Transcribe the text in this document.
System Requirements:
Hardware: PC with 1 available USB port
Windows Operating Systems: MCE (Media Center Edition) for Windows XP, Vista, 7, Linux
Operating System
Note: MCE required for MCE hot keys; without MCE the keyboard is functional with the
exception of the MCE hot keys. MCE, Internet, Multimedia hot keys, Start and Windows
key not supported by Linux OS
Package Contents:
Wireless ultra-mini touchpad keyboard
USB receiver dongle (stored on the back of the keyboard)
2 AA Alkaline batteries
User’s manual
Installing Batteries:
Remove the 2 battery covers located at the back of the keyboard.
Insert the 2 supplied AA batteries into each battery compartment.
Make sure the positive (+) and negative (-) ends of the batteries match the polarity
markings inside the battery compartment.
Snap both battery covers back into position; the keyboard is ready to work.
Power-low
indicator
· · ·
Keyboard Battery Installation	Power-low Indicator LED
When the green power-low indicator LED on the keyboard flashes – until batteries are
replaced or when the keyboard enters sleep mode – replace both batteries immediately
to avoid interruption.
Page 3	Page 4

····················

In the entries above, find the lines containing the word "both" and say how many there are, with no other words.

### Output for this task
2